Excerpts from a layout annotation set
------------

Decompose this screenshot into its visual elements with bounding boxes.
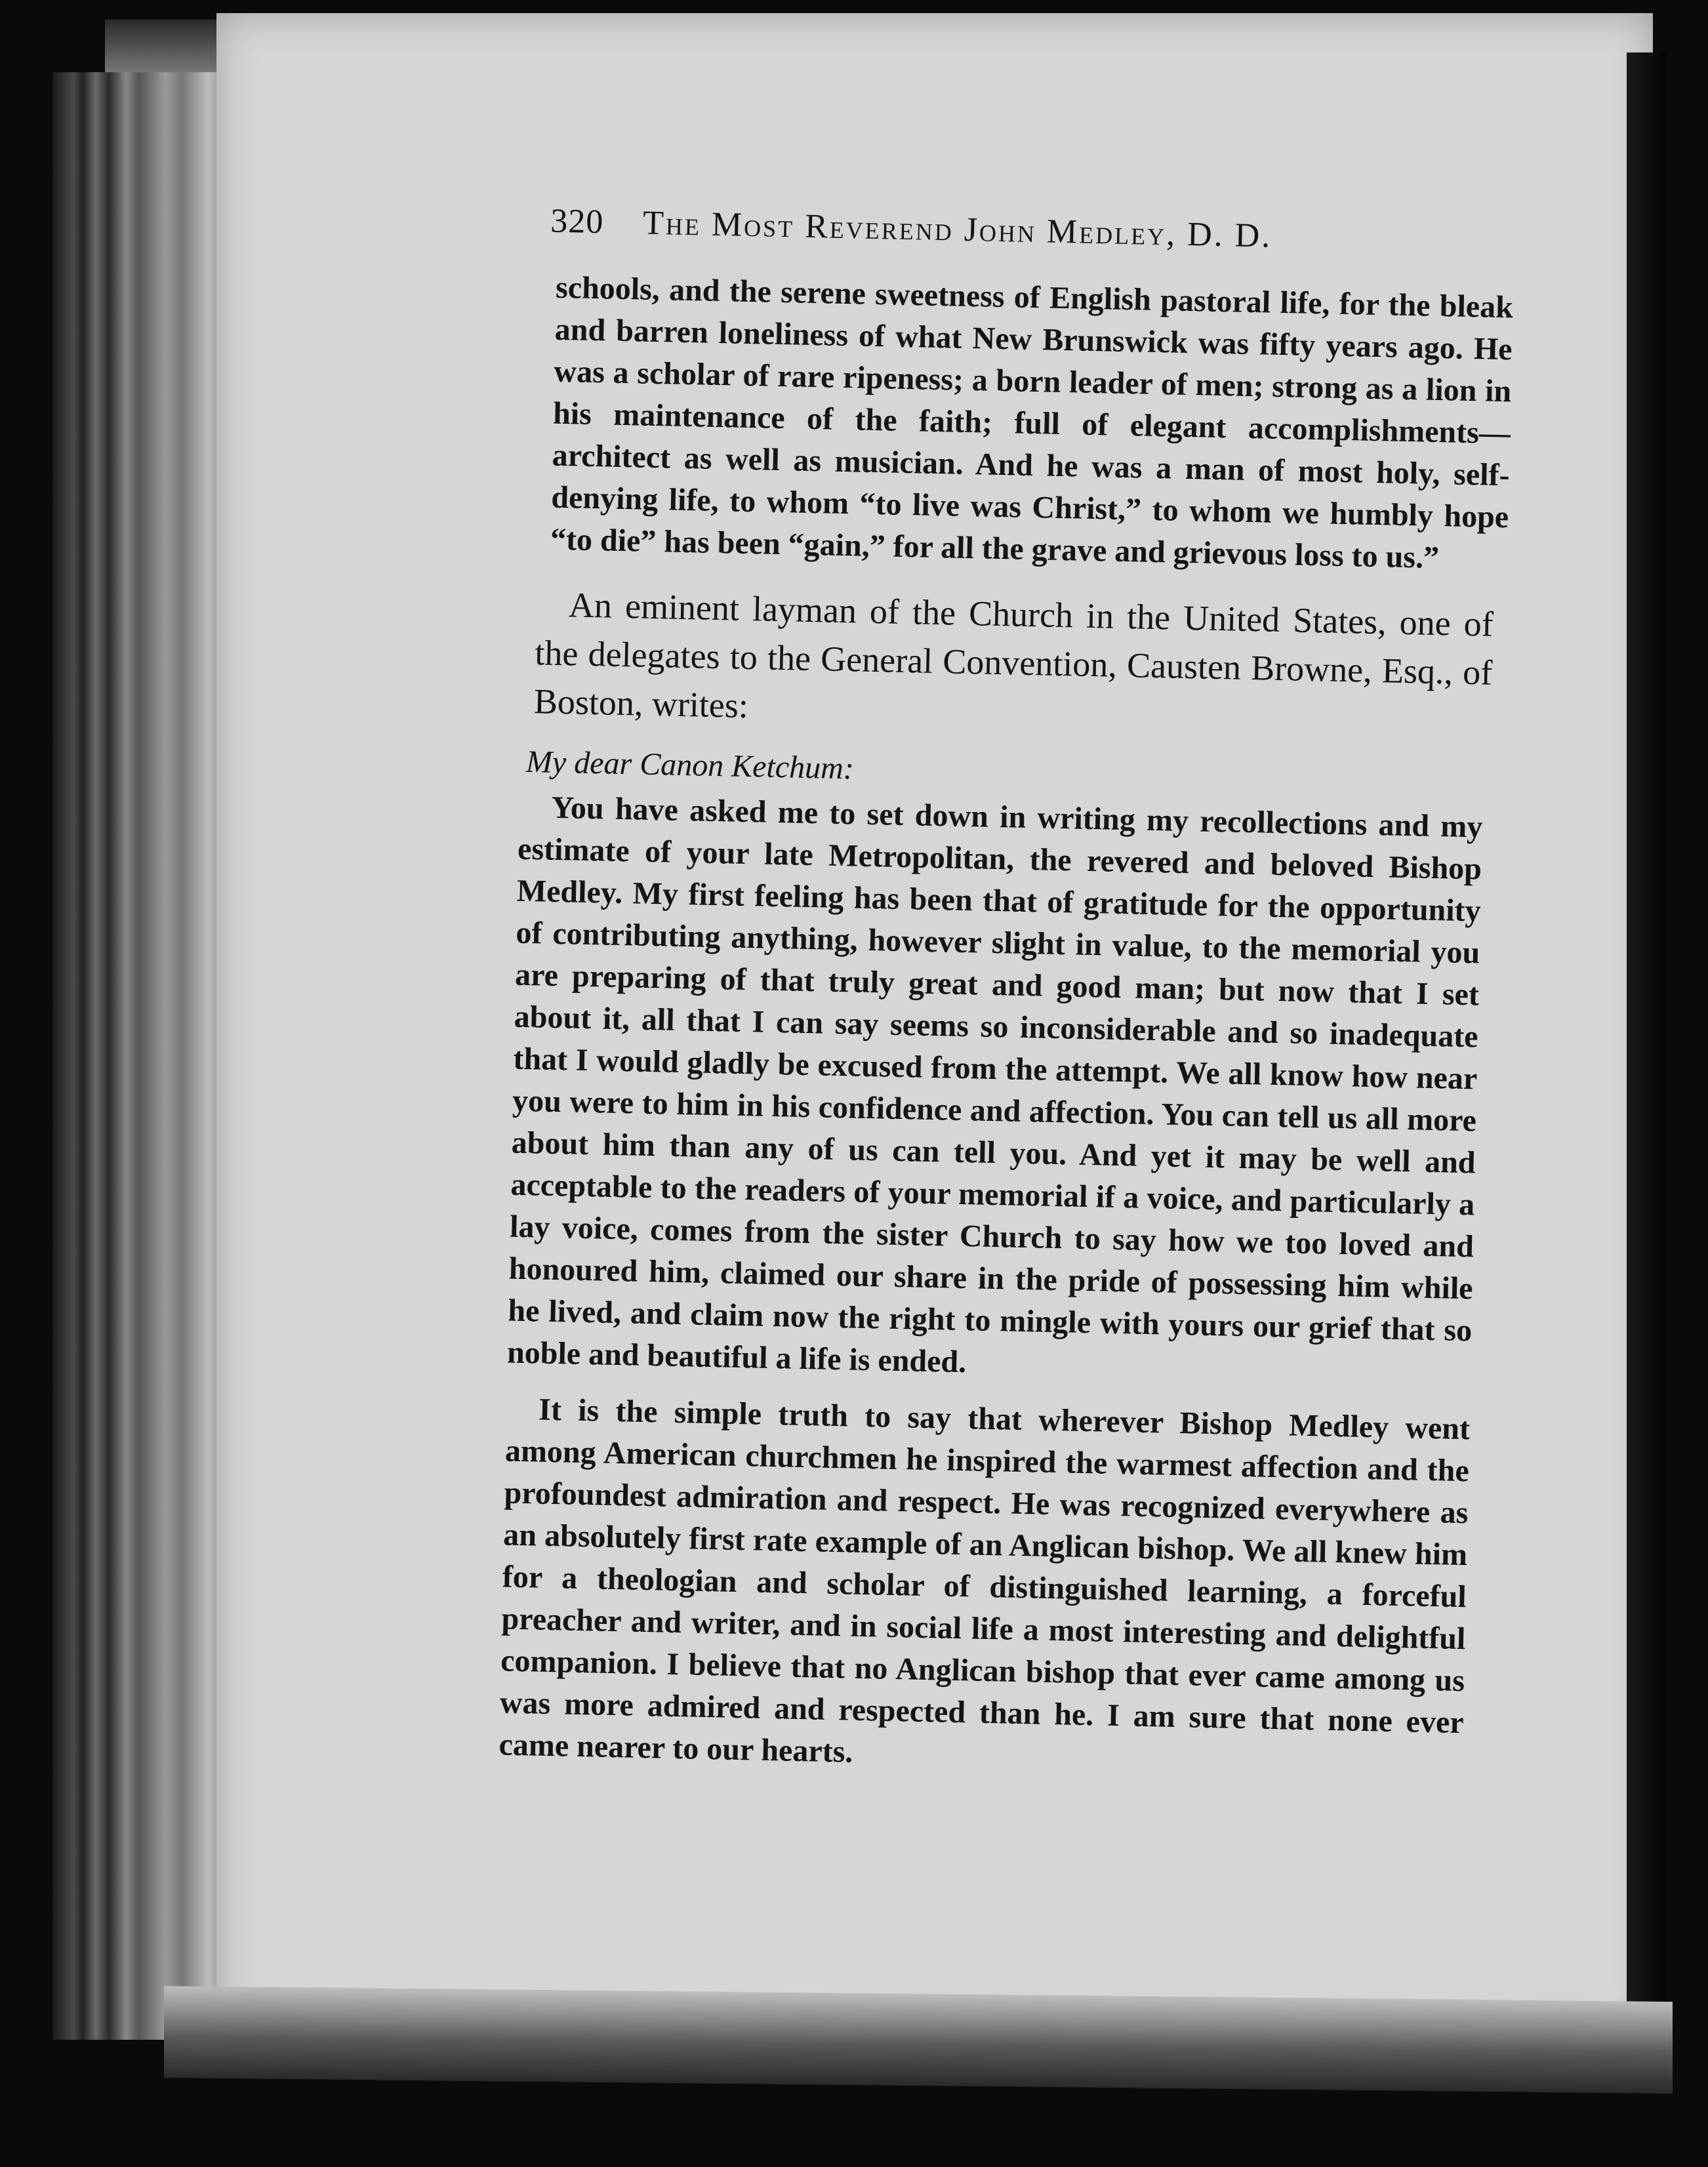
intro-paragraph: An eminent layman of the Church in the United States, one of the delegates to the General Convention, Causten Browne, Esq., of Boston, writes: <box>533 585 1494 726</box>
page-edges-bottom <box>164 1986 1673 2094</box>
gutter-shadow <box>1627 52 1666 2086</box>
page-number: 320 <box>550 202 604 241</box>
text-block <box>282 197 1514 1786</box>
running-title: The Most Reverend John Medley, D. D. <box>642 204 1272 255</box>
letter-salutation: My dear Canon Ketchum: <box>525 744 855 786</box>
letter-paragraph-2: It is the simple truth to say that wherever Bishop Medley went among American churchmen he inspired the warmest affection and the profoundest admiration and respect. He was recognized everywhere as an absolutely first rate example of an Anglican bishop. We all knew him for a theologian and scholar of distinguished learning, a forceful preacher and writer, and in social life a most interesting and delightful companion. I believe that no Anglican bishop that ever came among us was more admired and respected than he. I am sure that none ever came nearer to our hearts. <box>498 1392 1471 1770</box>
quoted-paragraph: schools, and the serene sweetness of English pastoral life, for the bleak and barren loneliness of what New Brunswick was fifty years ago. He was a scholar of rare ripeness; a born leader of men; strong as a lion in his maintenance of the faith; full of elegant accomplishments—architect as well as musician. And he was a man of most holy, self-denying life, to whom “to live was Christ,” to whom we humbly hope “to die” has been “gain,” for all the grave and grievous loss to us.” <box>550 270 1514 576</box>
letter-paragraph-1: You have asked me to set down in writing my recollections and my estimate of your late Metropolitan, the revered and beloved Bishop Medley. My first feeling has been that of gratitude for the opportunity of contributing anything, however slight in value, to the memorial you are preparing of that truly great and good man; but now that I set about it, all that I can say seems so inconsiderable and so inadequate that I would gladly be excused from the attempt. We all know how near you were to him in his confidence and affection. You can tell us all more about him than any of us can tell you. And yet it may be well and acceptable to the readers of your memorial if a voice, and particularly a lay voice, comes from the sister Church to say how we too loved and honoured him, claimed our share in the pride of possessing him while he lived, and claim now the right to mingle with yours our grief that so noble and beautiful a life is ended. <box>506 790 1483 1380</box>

------------

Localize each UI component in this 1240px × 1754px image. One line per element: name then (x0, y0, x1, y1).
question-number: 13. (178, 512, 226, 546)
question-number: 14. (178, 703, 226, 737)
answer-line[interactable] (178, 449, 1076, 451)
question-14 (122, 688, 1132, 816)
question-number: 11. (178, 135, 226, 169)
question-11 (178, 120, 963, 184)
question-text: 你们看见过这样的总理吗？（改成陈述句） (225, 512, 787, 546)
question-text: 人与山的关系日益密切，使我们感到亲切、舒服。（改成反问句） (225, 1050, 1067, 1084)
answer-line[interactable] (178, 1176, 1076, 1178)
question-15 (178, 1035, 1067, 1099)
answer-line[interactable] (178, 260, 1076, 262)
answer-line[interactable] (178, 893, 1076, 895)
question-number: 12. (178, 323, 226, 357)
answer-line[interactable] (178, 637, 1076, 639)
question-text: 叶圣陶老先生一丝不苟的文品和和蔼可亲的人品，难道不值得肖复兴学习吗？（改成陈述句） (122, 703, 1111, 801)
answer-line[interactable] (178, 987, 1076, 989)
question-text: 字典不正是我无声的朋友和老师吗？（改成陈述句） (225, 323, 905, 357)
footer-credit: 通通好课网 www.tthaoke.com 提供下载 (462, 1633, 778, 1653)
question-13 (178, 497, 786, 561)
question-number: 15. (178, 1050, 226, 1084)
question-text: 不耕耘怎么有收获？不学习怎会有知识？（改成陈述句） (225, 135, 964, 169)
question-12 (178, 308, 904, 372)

------------

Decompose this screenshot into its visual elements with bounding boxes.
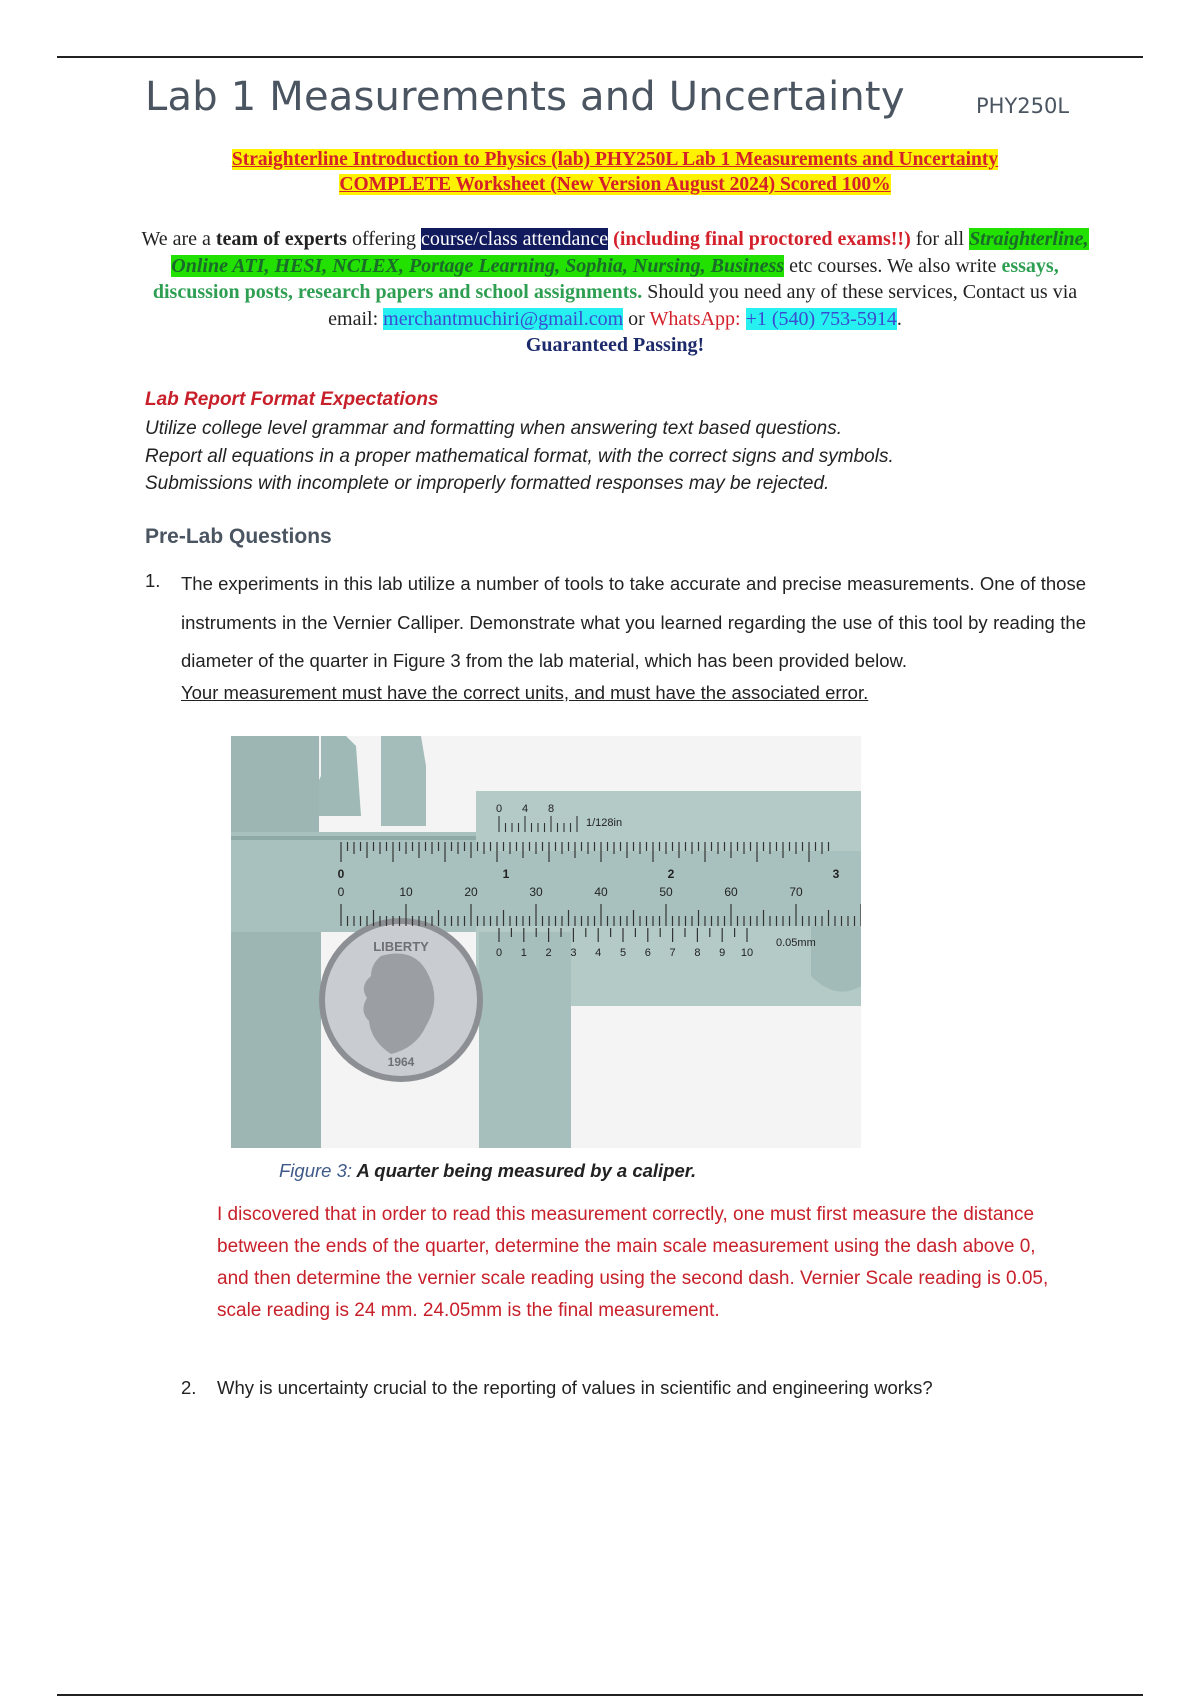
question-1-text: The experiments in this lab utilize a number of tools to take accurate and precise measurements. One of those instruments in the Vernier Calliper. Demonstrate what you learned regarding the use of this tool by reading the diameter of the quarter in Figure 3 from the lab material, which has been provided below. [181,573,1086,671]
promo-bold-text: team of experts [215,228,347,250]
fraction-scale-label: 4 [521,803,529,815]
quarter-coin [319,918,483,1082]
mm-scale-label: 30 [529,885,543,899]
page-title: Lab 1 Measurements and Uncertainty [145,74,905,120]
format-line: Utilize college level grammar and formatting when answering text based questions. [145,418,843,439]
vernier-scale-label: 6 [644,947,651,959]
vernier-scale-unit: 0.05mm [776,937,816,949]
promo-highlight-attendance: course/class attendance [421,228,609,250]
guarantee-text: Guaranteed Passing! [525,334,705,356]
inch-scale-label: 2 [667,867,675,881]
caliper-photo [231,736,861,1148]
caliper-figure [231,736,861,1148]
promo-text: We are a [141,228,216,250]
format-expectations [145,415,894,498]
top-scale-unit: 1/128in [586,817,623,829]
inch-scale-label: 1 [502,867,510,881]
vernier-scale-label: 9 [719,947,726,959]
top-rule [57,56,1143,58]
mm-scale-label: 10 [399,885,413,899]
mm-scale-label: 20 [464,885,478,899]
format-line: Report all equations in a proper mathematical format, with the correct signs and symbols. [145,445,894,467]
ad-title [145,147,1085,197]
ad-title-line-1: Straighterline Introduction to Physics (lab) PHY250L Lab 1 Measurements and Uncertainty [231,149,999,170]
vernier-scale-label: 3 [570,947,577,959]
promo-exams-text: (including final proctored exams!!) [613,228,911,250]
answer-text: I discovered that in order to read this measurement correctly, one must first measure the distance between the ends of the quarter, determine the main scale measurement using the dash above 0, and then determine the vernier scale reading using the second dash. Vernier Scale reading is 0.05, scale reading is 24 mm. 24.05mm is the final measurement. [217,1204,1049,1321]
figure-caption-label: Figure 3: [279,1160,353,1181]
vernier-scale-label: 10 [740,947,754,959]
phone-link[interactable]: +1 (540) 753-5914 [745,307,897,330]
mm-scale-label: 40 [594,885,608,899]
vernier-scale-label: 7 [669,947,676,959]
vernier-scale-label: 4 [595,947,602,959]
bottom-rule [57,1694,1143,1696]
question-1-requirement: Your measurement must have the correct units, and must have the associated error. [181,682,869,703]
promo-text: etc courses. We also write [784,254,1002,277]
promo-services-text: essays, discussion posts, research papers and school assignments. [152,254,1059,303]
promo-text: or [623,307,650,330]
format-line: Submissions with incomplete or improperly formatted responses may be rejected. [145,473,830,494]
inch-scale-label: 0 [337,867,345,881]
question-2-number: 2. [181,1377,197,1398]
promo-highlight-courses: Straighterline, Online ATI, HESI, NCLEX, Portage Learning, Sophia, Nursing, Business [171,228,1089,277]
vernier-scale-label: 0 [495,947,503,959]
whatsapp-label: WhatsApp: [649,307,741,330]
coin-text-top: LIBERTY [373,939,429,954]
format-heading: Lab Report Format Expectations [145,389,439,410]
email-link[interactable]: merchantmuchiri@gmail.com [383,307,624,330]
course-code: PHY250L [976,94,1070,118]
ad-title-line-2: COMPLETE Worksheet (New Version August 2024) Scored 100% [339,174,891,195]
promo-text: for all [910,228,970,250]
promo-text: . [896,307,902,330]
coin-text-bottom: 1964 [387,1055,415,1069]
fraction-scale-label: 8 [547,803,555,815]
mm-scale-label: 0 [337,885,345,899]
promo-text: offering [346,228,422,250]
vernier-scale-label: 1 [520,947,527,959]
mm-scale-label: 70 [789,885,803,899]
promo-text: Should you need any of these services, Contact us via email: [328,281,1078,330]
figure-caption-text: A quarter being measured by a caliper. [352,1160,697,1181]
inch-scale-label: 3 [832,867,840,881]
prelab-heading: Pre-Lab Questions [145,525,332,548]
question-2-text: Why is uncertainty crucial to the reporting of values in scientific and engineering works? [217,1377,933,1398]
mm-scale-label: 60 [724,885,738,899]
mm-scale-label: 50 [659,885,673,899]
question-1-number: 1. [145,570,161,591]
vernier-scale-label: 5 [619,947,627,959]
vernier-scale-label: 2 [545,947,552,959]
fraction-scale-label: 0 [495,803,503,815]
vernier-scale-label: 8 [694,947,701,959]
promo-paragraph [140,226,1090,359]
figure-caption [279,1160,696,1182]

------------

§ **Exercise aim**
Retype the lines from the one with "Localize each UI" up to and including the one with "question-12 (178, 308, 904, 372)", with no changes.

§ **The solution**
Localize each UI component in this 1240px × 1754px image. One line per element: name then (x0, y0, x1, y1).
question-number: 13. (178, 512, 226, 546)
question-number: 14. (178, 703, 226, 737)
answer-line[interactable] (178, 449, 1076, 451)
question-14 (122, 688, 1132, 816)
question-number: 11. (178, 135, 226, 169)
question-11 (178, 120, 963, 184)
question-text: 你们看见过这样的总理吗？（改成陈述句） (225, 512, 787, 546)
question-text: 人与山的关系日益密切，使我们感到亲切、舒服。（改成反问句） (225, 1050, 1067, 1084)
answer-line[interactable] (178, 1176, 1076, 1178)
question-15 (178, 1035, 1067, 1099)
answer-line[interactable] (178, 260, 1076, 262)
answer-line[interactable] (178, 893, 1076, 895)
question-number: 12. (178, 323, 226, 357)
answer-line[interactable] (178, 637, 1076, 639)
question-text: 叶圣陶老先生一丝不苟的文品和和蔼可亲的人品，难道不值得肖复兴学习吗？（改成陈述句） (122, 703, 1111, 801)
answer-line[interactable] (178, 987, 1076, 989)
question-text: 字典不正是我无声的朋友和老师吗？（改成陈述句） (225, 323, 905, 357)
footer-credit: 通通好课网 www.tthaoke.com 提供下载 (462, 1633, 778, 1653)
question-13 (178, 497, 786, 561)
question-number: 15. (178, 1050, 226, 1084)
question-text: 不耕耘怎么有收获？不学习怎会有知识？（改成陈述句） (225, 135, 964, 169)
question-12 (178, 308, 904, 372)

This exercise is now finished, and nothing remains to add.